# Work to complete
In the material below, find each line holding the string "wajib" and copy it.

# Exercise data
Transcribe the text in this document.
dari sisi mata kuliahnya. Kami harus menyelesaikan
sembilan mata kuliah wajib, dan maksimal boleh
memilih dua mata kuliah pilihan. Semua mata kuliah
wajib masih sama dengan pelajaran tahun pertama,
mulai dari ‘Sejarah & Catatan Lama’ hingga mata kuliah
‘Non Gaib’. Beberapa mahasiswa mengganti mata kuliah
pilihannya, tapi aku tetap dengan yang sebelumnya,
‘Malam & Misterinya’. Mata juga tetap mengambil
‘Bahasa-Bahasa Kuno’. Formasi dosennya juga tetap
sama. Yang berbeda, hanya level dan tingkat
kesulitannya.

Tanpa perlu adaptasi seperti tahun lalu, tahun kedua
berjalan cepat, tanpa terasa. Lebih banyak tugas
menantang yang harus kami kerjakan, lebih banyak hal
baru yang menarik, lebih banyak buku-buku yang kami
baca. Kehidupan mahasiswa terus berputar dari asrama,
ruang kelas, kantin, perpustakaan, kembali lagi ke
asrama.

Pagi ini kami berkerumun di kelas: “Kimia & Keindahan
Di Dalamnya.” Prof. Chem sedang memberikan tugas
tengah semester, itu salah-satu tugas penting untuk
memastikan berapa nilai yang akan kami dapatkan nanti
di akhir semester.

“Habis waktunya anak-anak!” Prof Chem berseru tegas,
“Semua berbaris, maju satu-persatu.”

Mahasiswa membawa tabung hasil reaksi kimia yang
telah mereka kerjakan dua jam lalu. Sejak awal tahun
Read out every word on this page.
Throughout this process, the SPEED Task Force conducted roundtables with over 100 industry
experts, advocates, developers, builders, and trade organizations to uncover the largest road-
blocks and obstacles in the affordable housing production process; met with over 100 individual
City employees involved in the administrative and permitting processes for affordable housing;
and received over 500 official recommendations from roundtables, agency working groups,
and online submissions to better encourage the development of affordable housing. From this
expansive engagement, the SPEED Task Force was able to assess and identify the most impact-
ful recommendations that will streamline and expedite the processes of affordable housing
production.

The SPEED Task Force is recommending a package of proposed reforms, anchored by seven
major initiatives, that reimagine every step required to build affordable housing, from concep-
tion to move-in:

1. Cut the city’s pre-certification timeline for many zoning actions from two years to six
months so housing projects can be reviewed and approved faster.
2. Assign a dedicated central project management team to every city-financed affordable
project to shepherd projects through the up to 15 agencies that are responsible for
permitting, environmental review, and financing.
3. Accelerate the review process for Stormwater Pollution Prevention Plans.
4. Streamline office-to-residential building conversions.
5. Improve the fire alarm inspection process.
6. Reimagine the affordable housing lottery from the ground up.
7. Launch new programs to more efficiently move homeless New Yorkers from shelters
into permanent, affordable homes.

# Expected answer
sembilan mata kuliah wajib, dan maksimal boleh
wajib masih sama dengan pelajaran tahun pertama,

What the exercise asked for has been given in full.